▸ Problem description
Extract every line from the records below that contains the word "Глава".

▸ Data to use
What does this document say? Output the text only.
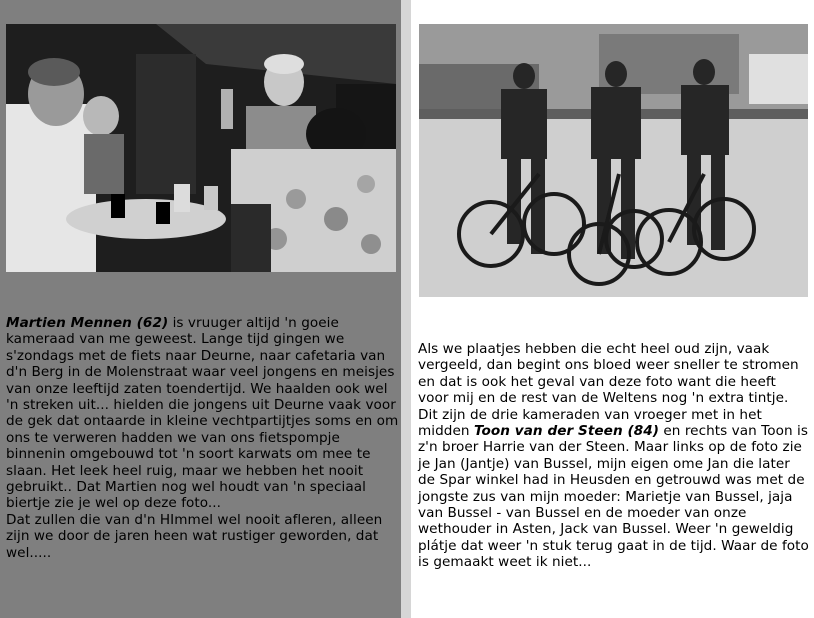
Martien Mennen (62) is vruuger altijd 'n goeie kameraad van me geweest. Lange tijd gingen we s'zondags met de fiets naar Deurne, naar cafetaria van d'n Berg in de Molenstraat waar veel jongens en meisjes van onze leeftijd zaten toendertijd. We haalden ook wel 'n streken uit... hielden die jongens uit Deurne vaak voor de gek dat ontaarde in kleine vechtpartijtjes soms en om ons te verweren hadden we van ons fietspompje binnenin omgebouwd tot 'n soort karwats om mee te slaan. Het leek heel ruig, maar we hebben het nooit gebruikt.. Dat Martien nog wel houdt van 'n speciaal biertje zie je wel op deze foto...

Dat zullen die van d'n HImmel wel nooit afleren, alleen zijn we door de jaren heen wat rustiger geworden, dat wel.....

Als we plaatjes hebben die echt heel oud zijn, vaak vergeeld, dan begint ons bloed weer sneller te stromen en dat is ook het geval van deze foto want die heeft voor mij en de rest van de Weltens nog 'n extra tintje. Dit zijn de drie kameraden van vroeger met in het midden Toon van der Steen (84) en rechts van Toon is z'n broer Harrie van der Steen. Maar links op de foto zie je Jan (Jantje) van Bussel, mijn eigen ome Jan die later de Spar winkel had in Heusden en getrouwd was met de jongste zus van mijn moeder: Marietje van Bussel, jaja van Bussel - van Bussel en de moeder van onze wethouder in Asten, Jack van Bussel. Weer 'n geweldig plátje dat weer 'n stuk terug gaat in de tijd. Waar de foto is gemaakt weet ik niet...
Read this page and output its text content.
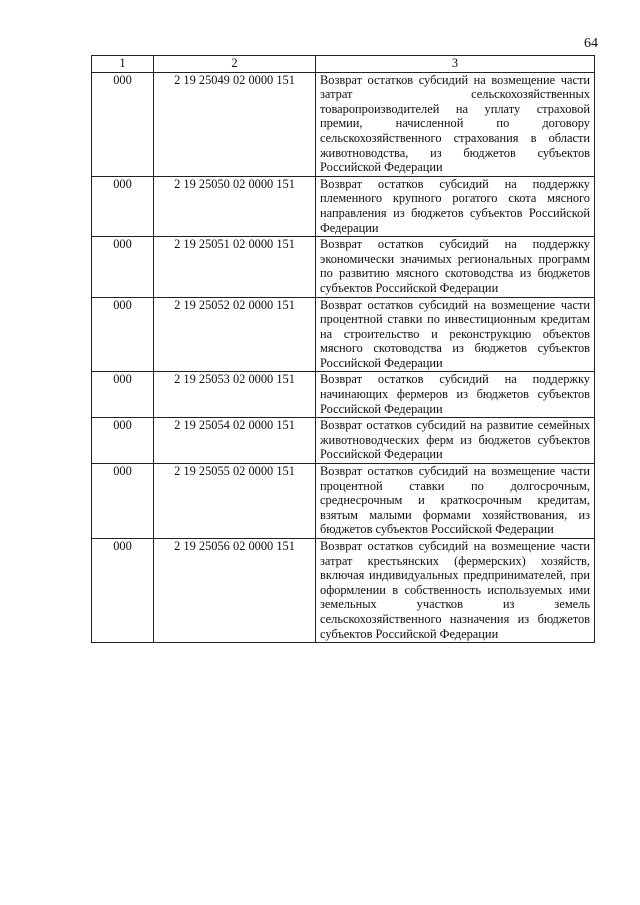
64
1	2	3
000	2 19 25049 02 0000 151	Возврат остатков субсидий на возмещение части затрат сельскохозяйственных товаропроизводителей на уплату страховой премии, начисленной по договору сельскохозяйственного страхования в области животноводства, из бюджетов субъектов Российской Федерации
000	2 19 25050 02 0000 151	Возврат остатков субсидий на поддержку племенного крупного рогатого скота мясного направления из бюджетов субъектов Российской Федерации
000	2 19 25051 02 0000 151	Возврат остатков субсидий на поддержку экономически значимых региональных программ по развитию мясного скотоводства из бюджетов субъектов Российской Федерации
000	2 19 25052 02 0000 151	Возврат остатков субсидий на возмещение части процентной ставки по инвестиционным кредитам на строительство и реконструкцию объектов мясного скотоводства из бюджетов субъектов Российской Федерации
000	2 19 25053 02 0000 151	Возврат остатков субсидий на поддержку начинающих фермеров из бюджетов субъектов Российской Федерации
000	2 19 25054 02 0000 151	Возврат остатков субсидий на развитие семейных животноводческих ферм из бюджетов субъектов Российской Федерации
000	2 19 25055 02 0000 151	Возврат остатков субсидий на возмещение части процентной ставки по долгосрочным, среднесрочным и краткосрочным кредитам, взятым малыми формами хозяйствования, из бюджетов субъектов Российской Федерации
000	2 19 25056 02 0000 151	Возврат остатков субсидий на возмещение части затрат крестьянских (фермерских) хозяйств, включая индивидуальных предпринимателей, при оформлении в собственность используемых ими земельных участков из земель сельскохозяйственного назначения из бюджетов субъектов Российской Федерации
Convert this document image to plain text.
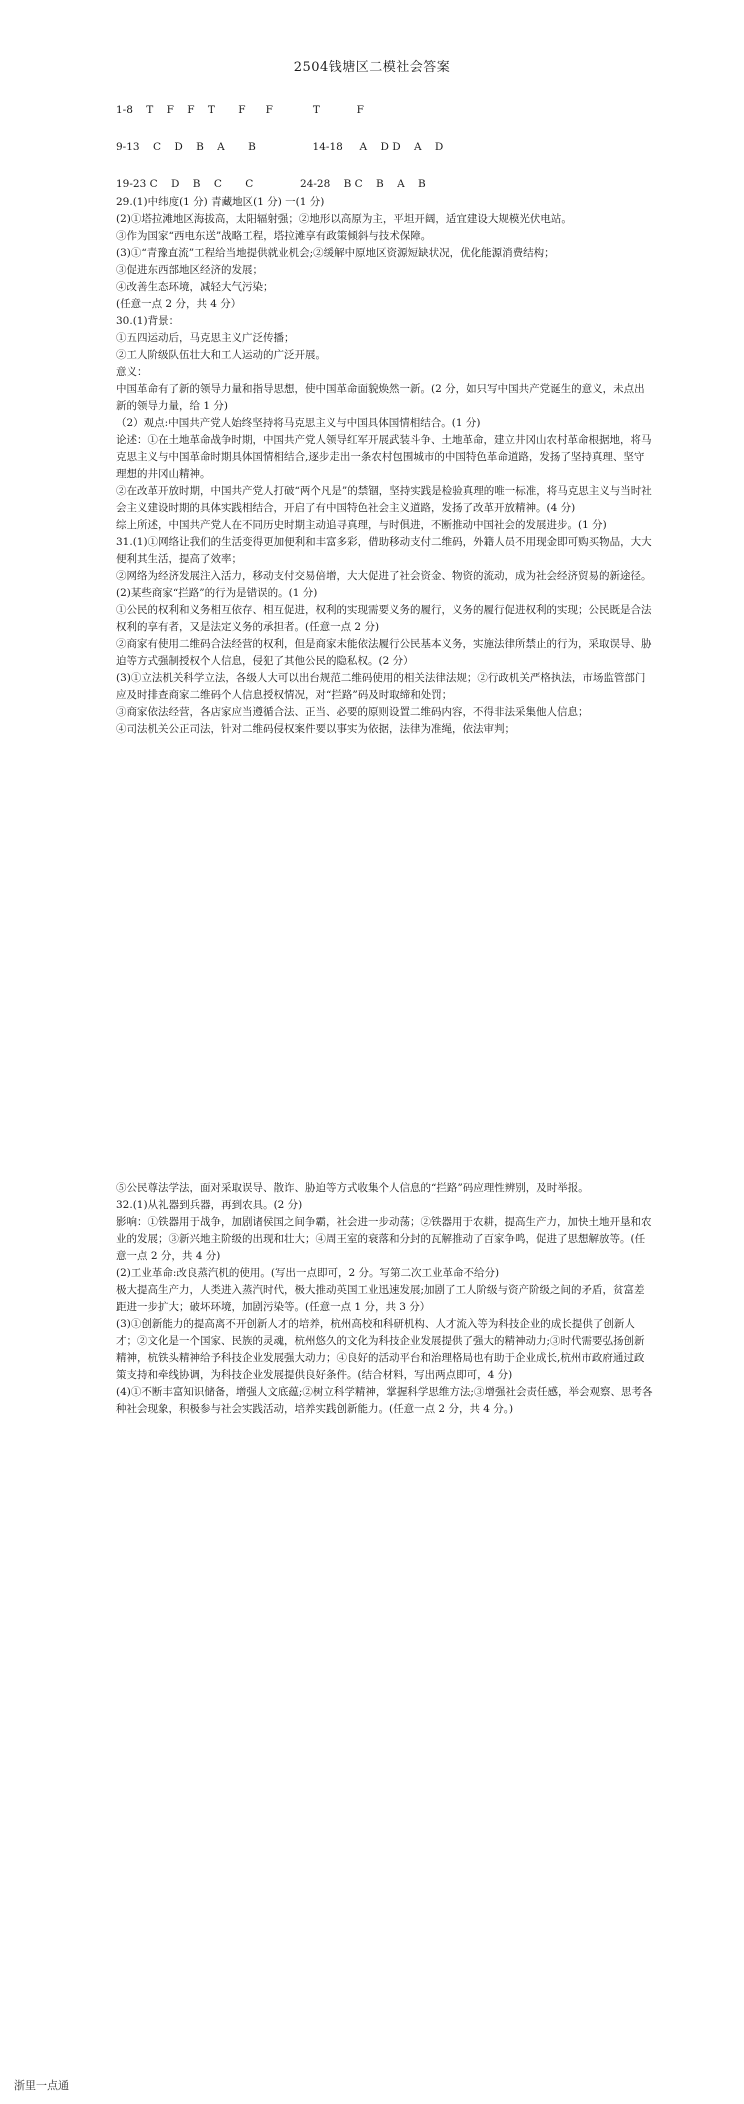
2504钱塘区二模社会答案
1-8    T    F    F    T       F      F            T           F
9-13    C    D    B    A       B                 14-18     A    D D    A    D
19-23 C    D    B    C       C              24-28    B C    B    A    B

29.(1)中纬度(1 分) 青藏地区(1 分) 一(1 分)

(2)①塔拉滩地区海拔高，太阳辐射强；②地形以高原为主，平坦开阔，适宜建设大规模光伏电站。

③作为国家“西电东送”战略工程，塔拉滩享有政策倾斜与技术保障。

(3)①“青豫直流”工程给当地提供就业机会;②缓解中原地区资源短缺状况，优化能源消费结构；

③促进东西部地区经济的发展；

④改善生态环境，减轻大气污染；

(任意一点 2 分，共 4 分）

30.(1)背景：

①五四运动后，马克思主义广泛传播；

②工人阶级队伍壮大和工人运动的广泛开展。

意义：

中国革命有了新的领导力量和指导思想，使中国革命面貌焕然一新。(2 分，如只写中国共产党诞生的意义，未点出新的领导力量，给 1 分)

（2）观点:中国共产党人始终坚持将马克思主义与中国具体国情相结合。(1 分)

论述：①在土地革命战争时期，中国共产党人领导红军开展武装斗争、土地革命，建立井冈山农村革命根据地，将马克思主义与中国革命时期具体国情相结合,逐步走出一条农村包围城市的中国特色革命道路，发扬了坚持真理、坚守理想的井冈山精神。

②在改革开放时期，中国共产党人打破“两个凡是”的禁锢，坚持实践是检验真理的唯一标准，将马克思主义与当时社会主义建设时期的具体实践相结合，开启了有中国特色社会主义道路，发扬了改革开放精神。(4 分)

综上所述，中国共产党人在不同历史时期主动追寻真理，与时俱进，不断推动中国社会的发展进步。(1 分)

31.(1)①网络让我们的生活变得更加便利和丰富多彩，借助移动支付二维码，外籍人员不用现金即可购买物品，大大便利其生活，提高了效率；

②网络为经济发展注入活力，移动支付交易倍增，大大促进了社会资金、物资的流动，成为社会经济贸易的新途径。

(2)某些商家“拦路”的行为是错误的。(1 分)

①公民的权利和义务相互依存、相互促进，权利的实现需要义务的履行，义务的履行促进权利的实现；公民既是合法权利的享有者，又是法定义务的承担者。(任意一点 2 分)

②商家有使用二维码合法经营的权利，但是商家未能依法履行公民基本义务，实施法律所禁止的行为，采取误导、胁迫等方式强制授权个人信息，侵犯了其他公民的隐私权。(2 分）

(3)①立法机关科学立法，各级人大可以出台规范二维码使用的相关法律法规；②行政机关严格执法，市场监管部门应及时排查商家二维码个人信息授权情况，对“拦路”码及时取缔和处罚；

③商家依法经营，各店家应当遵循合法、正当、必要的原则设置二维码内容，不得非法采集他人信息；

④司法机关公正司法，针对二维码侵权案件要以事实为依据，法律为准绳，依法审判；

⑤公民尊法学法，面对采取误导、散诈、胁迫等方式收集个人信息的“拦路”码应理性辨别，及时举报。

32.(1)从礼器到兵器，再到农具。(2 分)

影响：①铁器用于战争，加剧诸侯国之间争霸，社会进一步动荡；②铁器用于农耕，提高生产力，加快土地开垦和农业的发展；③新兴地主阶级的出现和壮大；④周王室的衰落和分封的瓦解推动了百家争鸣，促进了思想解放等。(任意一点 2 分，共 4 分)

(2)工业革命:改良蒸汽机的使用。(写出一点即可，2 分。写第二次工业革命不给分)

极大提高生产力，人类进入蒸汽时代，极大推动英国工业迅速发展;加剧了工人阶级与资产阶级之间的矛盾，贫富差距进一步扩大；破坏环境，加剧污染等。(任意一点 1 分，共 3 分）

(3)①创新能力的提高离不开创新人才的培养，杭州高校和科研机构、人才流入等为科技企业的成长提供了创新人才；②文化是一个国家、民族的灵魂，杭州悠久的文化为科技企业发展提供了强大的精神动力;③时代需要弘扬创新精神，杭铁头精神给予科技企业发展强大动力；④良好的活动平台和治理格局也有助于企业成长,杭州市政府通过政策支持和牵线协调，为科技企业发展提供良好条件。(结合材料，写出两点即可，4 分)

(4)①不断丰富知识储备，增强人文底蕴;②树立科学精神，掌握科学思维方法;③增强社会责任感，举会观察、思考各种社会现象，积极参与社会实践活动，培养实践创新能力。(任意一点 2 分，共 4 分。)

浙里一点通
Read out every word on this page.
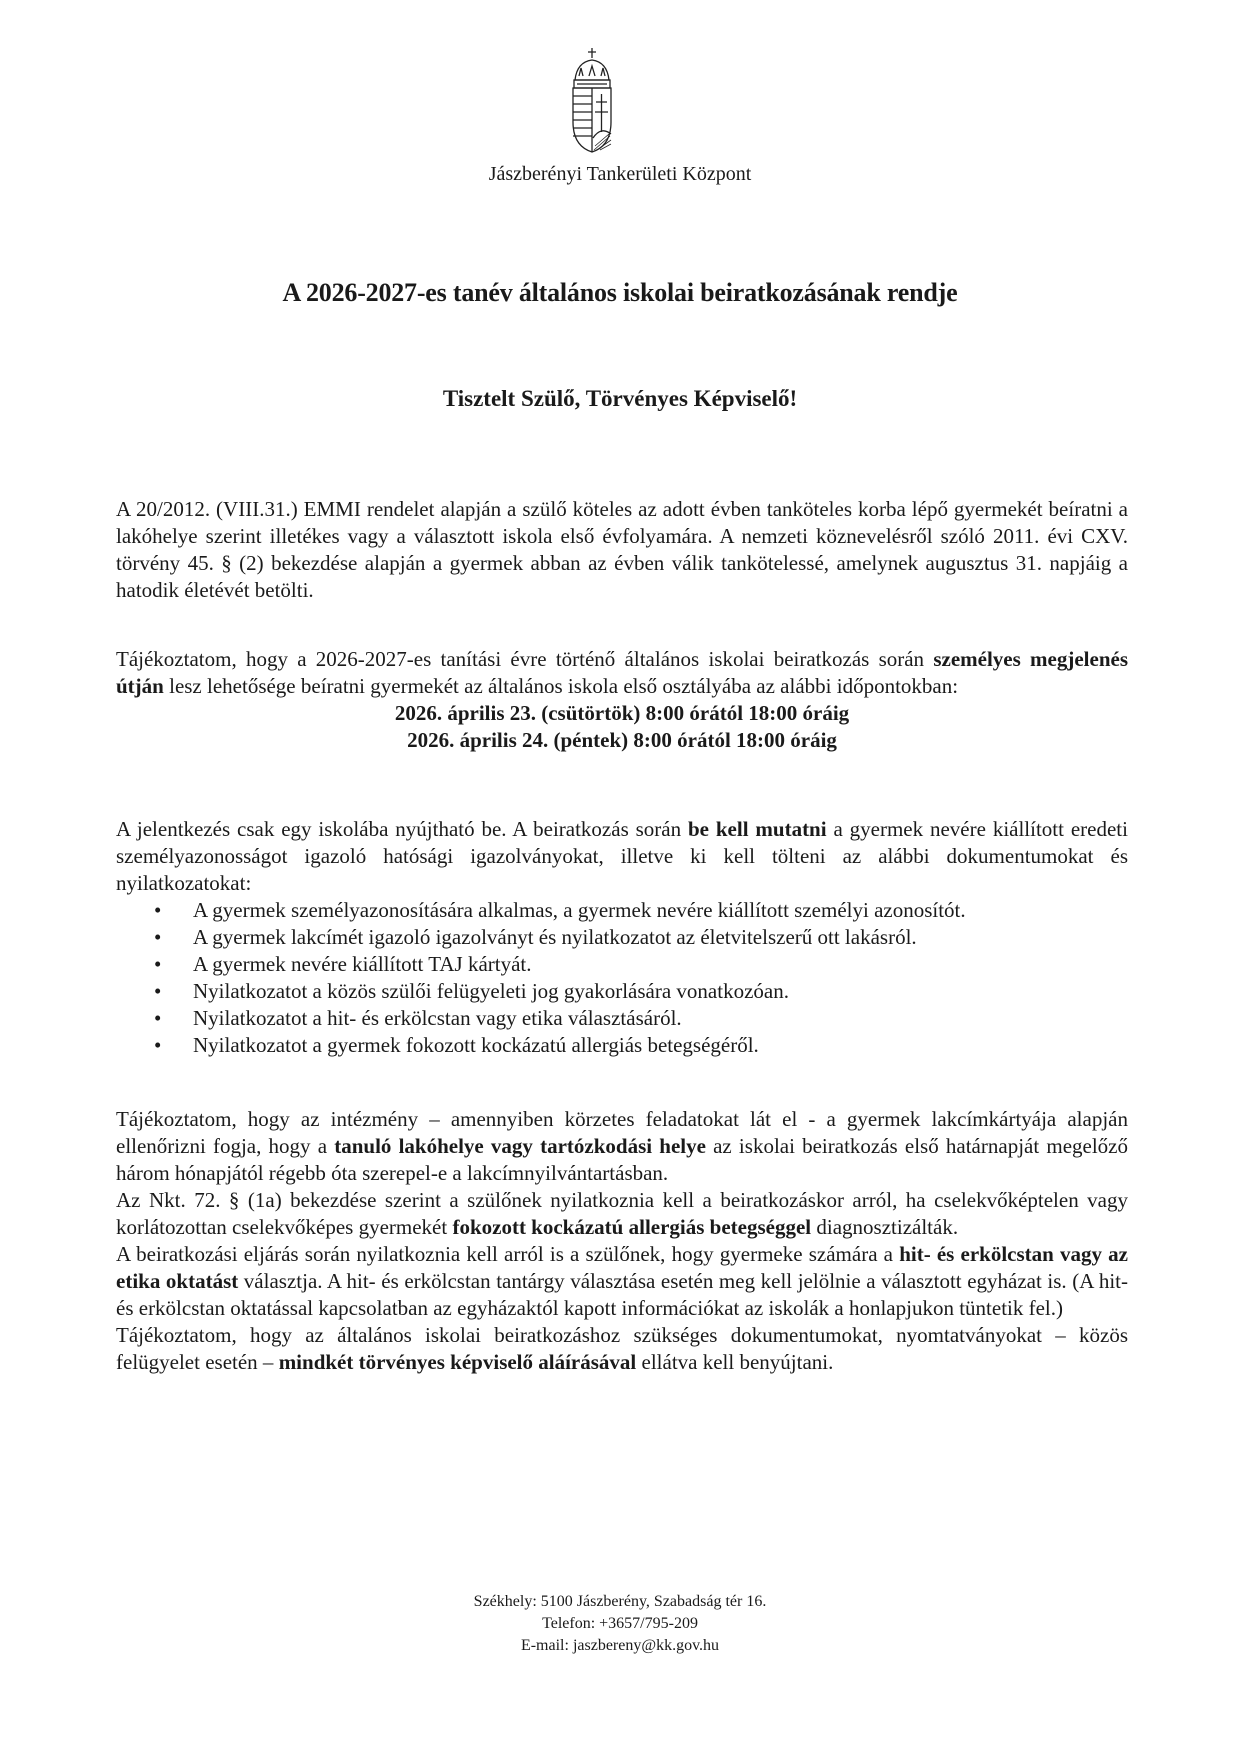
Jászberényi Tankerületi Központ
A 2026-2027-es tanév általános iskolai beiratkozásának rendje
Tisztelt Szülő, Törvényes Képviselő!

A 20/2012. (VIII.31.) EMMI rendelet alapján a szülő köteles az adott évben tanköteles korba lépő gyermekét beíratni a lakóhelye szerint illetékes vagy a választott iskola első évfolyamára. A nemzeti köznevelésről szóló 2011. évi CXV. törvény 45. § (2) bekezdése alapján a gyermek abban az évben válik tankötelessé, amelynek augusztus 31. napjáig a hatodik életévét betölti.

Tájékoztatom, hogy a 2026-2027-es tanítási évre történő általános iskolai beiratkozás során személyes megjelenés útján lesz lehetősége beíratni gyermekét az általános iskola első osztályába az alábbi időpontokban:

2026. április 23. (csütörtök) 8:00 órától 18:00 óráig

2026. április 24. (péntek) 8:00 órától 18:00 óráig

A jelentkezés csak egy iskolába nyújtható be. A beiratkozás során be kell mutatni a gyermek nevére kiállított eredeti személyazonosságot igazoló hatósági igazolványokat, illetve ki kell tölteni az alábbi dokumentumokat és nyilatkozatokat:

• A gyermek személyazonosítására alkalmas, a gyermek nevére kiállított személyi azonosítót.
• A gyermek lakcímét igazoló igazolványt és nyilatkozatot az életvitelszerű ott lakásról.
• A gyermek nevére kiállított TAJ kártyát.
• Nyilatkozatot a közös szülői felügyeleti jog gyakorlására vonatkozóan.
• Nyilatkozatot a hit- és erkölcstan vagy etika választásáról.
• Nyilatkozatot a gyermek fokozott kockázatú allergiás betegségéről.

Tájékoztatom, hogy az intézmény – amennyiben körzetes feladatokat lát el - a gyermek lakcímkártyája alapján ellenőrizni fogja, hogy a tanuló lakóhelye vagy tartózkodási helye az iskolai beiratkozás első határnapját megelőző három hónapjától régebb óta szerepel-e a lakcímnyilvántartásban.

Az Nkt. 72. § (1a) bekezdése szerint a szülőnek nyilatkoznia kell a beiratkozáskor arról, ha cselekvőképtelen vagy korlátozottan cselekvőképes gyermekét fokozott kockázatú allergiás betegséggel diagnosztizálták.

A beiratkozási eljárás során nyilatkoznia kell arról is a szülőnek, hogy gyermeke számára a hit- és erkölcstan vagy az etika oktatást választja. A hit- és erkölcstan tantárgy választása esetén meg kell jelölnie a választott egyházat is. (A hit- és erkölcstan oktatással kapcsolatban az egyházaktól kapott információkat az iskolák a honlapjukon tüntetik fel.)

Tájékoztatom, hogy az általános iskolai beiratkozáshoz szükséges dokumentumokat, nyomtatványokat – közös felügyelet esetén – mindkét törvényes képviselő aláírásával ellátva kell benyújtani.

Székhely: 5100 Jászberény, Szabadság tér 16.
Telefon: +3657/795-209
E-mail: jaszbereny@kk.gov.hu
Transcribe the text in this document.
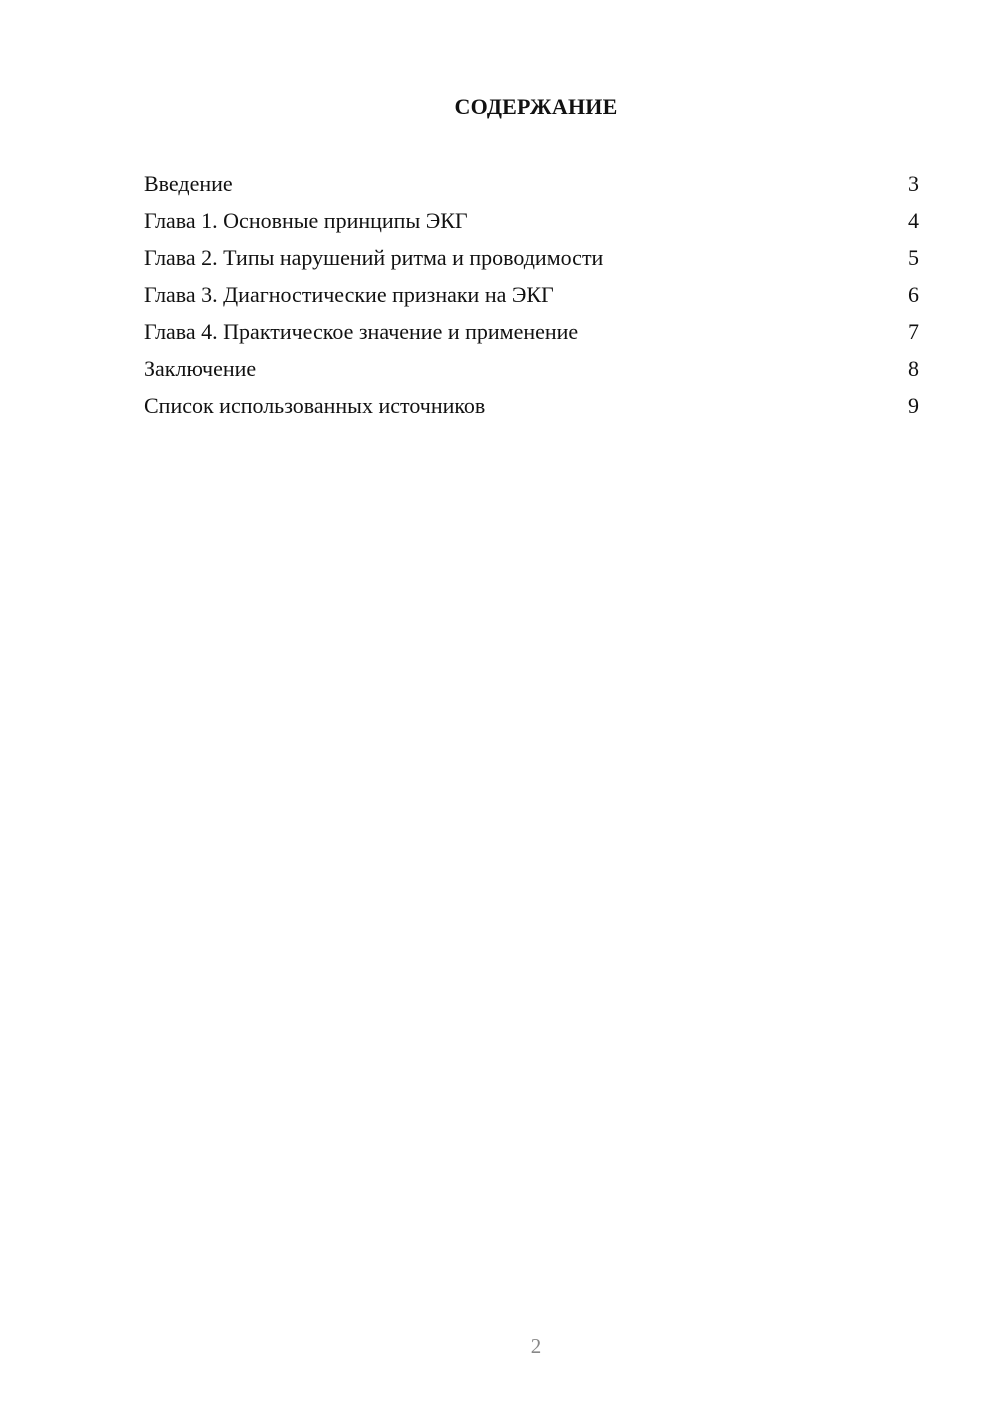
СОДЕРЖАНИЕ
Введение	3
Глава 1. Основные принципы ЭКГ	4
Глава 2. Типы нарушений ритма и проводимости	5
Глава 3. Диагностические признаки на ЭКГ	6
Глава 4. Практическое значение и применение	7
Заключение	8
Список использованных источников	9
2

▸ Result for this task
Глава 1. Основные принципы ЭКГ	4
Глава 2. Типы нарушений ритма и проводимости	5
Глава 3. Диагностические признаки на ЭКГ	6
Глава 4. Практическое значение и применение	7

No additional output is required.